> Stated goal:
Output the records. Match them exactly.

____ Information supplied

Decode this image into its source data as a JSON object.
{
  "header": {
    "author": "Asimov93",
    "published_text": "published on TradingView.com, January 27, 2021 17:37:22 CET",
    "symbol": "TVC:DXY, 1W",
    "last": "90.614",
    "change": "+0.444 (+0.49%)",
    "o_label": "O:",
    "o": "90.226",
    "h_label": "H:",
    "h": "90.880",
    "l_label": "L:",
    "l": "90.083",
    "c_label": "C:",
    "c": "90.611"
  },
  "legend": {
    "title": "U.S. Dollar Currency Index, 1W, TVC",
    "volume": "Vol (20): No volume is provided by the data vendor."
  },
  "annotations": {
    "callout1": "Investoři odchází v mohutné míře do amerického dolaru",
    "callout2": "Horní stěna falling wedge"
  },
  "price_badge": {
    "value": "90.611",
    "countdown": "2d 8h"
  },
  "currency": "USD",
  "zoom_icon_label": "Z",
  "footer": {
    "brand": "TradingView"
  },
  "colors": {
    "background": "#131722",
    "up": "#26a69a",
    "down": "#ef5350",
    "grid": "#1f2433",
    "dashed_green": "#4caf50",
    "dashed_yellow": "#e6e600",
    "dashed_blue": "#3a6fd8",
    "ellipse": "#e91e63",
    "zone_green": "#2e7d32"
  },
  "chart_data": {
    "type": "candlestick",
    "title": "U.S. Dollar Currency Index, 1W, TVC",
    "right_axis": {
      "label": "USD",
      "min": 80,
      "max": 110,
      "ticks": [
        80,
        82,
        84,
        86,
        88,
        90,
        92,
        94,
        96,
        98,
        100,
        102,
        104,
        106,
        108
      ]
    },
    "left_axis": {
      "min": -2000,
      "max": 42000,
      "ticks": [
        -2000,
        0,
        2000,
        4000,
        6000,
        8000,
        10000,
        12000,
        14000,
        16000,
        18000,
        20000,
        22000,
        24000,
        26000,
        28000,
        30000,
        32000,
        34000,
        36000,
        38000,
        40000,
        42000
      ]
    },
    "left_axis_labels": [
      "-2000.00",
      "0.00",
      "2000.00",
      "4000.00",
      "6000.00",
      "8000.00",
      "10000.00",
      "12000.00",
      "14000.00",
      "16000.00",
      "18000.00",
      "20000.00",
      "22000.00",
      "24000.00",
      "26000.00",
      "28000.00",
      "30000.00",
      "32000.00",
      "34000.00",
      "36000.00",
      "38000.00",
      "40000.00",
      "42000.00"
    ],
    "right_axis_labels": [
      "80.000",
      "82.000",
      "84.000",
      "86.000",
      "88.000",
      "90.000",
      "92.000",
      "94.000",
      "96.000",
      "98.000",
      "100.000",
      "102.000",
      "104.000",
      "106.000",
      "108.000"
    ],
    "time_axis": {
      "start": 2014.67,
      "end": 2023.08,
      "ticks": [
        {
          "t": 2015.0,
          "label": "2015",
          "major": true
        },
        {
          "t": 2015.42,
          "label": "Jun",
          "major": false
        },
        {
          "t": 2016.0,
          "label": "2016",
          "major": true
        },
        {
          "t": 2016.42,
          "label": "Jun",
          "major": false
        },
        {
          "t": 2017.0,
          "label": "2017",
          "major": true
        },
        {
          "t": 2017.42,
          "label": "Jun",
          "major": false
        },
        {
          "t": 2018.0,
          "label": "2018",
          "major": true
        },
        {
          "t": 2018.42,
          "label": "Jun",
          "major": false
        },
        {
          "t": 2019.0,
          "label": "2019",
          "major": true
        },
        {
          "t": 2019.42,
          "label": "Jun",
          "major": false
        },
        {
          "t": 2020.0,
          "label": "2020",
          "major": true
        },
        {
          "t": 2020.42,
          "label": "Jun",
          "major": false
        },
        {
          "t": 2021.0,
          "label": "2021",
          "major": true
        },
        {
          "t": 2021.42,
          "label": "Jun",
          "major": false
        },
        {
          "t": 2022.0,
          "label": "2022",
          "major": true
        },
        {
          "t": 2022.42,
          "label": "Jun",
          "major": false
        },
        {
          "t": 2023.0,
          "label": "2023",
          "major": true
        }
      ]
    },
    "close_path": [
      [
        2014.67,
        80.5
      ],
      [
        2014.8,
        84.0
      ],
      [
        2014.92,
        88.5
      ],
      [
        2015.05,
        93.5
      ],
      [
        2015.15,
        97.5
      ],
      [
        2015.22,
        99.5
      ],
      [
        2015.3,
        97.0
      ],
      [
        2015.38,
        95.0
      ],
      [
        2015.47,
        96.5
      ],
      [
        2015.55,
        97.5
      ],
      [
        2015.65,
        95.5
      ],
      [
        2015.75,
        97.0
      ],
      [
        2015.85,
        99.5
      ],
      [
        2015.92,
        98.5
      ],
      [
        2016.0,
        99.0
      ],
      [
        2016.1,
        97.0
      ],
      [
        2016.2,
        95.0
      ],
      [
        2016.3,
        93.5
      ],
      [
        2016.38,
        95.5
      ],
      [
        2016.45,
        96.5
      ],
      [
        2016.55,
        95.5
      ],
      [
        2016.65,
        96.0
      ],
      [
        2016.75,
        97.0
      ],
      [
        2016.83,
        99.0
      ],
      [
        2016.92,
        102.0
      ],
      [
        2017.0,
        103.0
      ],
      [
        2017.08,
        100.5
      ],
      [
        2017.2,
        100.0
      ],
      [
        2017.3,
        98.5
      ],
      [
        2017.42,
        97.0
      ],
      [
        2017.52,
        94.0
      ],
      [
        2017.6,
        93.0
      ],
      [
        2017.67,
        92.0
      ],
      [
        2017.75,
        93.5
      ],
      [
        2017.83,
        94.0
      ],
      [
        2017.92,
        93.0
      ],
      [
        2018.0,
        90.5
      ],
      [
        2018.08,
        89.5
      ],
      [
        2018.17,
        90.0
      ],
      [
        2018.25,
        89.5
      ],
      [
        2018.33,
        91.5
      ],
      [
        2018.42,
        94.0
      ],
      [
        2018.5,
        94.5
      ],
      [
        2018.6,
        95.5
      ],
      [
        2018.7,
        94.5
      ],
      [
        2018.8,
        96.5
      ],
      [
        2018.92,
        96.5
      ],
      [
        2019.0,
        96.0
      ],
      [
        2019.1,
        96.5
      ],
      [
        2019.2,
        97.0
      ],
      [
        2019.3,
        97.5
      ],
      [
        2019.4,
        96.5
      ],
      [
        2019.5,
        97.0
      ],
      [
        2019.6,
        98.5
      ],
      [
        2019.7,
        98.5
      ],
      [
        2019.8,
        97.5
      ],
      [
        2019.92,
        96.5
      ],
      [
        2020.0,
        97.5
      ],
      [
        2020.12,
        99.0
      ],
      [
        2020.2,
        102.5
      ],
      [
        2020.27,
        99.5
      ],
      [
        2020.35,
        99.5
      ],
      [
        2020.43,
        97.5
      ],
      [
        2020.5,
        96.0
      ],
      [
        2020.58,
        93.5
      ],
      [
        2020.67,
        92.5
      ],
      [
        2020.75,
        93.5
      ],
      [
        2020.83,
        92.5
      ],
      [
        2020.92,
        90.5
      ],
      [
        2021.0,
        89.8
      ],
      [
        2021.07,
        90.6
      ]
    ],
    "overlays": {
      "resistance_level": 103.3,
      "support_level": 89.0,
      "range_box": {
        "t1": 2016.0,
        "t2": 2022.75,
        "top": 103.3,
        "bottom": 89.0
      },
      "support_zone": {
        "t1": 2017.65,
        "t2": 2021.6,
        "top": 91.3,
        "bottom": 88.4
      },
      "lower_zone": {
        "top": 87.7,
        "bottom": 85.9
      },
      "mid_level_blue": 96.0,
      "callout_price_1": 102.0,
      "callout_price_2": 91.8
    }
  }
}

________

> The result:
Decode this image into its source data as a JSON object.
{
  "header": {
    "author": "Asimov93",
    "published_text": "published on TradingView.com, January 27, 2021 17:37:22 CET",
    "symbol": "TVC:DXY, 1W",
    "last": "90.614",
    "change": "+0.444 (+0.49%)",
    "o_label": "O:",
    "o": "90.226",
    "h_label": "H:",
    "h": "90.880",
    "l_label": "L:",
    "l": "90.083",
    "c_label": "C:",
    "c": "90.611"
  },
  "legend": {
    "title": "U.S. Dollar Currency Index, 1W, TVC",
    "volume": "Vol (20): No volume is provided by the data vendor."
  },
  "annotations": {
    "callout1": "Investoři odchází v mohutné míře do amerického dolaru",
    "callout2": "Horní stěna falling wedge"
  },
  "price_badge": {
    "value": "90.611",
    "countdown": "2d 8h"
  },
  "currency": "USD",
  "zoom_icon_label": "Z",
  "footer": {
    "brand": "TradingView"
  },
  "colors": {
    "background": "#131722",
    "up": "#26a69a",
    "down": "#ef5350",
    "grid": "#1f2433",
    "dashed_green": "#4caf50",
    "dashed_yellow": "#e6e600",
    "dashed_blue": "#3a6fd8",
    "ellipse": "#e91e63",
    "zone_green": "#2e7d32"
  },
  "chart_data": {
    "type": "candlestick",
    "title": "U.S. Dollar Currency Index, 1W, TVC",
    "right_axis": {
      "label": "USD",
      "min": 80,
      "max": 110,
      "ticks": [
        80,
        82,
        84,
        86,
        88,
        90,
        92,
        94,
        96,
        98,
        100,
        102,
        104,
        106,
        108
      ]
    },
    "left_axis": {
      "min": -2000,
      "max": 42000,
      "ticks": [
        -2000,
        0,
        2000,
        4000,
        6000,
        8000,
        10000,
        12000,
        14000,
        16000,
        18000,
        20000,
        22000,
        24000,
        26000,
        28000,
        30000,
        32000,
        34000,
        36000,
        38000,
        40000,
        42000
      ]
    },
    "left_axis_labels": [
      "-2000.00",
      "0.00",
      "2000.00",
      "4000.00",
      "6000.00",
      "8000.00",
      "10000.00",
      "12000.00",
      "14000.00",
      "16000.00",
      "18000.00",
      "20000.00",
      "22000.00",
      "24000.00",
      "26000.00",
      "28000.00",
      "30000.00",
      "32000.00",
      "34000.00",
      "36000.00",
      "38000.00",
      "40000.00",
      "42000.00"
    ],
    "right_axis_labels": [
      "80.000",
      "82.000",
      "84.000",
      "86.000",
      "88.000",
      "90.000",
      "92.000",
      "94.000",
      "96.000",
      "98.000",
      "100.000",
      "102.000",
      "104.000",
      "106.000",
      "108.000"
    ],
    "time_axis": {
      "start": 2014.67,
      "end": 2023.08,
      "ticks": [
        {
          "t": 2015.0,
          "label": "2015",
          "major": true
        },
        {
          "t": 2015.42,
          "label": "Jun",
          "major": false
        },
        {
          "t": 2016.0,
          "label": "2016",
          "major": true
        },
        {
          "t": 2016.42,
          "label": "Jun",
          "major": false
        },
        {
          "t": 2017.0,
          "label": "2017",
          "major": true
        },
        {
          "t": 2017.42,
          "label": "Jun",
          "major": false
        },
        {
          "t": 2018.0,
          "label": "2018",
          "major": true
        },
        {
          "t": 2018.42,
          "label": "Jun",
          "major": false
        },
        {
          "t": 2019.0,
          "label": "2019",
          "major": true
        },
        {
          "t": 2019.42,
          "label": "Jun",
          "major": false
        },
        {
          "t": 2020.0,
          "label": "2020",
          "major": true
        },
        {
          "t": 2020.42,
          "label": "Jun",
          "major": false
        },
        {
          "t": 2021.0,
          "label": "2021",
          "major": true
        },
        {
          "t": 2021.42,
          "label": "Jun",
          "major": false
        },
        {
          "t": 2022.0,
          "label": "2022",
          "major": true
        },
        {
          "t": 2022.42,
          "label": "Jun",
          "major": false
        },
        {
          "t": 2023.0,
          "label": "2023",
          "major": true
        }
      ]
    },
    "close_path": [
      [
        2014.67,
        80.5
      ],
      [
        2014.8,
        84.0
      ],
      [
        2014.92,
        88.5
      ],
      [
        2015.05,
        93.5
      ],
      [
        2015.15,
        97.5
      ],
      [
        2015.22,
        99.5
      ],
      [
        2015.3,
        97.0
      ],
      [
        2015.38,
        95.0
      ],
      [
        2015.47,
        96.5
      ],
      [
        2015.55,
        97.5
      ],
      [
        2015.65,
        95.5
      ],
      [
        2015.75,
        97.0
      ],
      [
        2015.85,
        99.5
      ],
      [
        2015.92,
        98.5
      ],
      [
        2016.0,
        99.0
      ],
      [
        2016.1,
        97.0
      ],
      [
        2016.2,
        95.0
      ],
      [
        2016.3,
        93.5
      ],
      [
        2016.38,
        95.5
      ],
      [
        2016.45,
        96.5
      ],
      [
        2016.55,
        95.5
      ],
      [
        2016.65,
        96.0
      ],
      [
        2016.75,
        97.0
      ],
      [
        2016.83,
        99.0
      ],
      [
        2016.92,
        102.0
      ],
      [
        2017.0,
        103.0
      ],
      [
        2017.08,
        100.5
      ],
      [
        2017.2,
        100.0
      ],
      [
        2017.3,
        98.5
      ],
      [
        2017.42,
        97.0
      ],
      [
        2017.52,
        94.0
      ],
      [
        2017.6,
        93.0
      ],
      [
        2017.67,
        92.0
      ],
      [
        2017.75,
        93.5
      ],
      [
        2017.83,
        94.0
      ],
      [
        2017.92,
        93.0
      ],
      [
        2018.0,
        90.5
      ],
      [
        2018.08,
        89.5
      ],
      [
        2018.17,
        90.0
      ],
      [
        2018.25,
        89.5
      ],
      [
        2018.33,
        91.5
      ],
      [
        2018.42,
        94.0
      ],
      [
        2018.5,
        94.5
      ],
      [
        2018.6,
        95.5
      ],
      [
        2018.7,
        94.5
      ],
      [
        2018.8,
        96.5
      ],
      [
        2018.92,
        96.5
      ],
      [
        2019.0,
        96.0
      ],
      [
        2019.1,
        96.5
      ],
      [
        2019.2,
        97.0
      ],
      [
        2019.3,
        97.5
      ],
      [
        2019.4,
        96.5
      ],
      [
        2019.5,
        97.0
      ],
      [
        2019.6,
        98.5
      ],
      [
        2019.7,
        98.5
      ],
      [
        2019.8,
        97.5
      ],
      [
        2019.92,
        96.5
      ],
      [
        2020.0,
        97.5
      ],
      [
        2020.12,
        99.0
      ],
      [
        2020.2,
        102.5
      ],
      [
        2020.27,
        99.5
      ],
      [
        2020.35,
        99.5
      ],
      [
        2020.43,
        97.5
      ],
      [
        2020.5,
        96.0
      ],
      [
        2020.58,
        93.5
      ],
      [
        2020.67,
        92.5
      ],
      [
        2020.75,
        93.5
      ],
      [
        2020.83,
        92.5
      ],
      [
        2020.92,
        90.5
      ],
      [
        2021.0,
        89.8
      ],
      [
        2021.07,
        90.6
      ]
    ],
    "overlays": {
      "resistance_level": 103.3,
      "support_level": 89.0,
      "range_box": {
        "t1": 2016.0,
        "t2": 2022.75,
        "top": 103.3,
        "bottom": 89.0
      },
      "support_zone": {
        "t1": 2017.65,
        "t2": 2021.6,
        "top": 91.3,
        "bottom": 88.4
      },
      "lower_zone": {
        "top": 87.7,
        "bottom": 85.9
      },
      "mid_level_blue": 96.0,
      "callout_price_1": 102.0,
      "callout_price_2": 91.8
    }
  }
}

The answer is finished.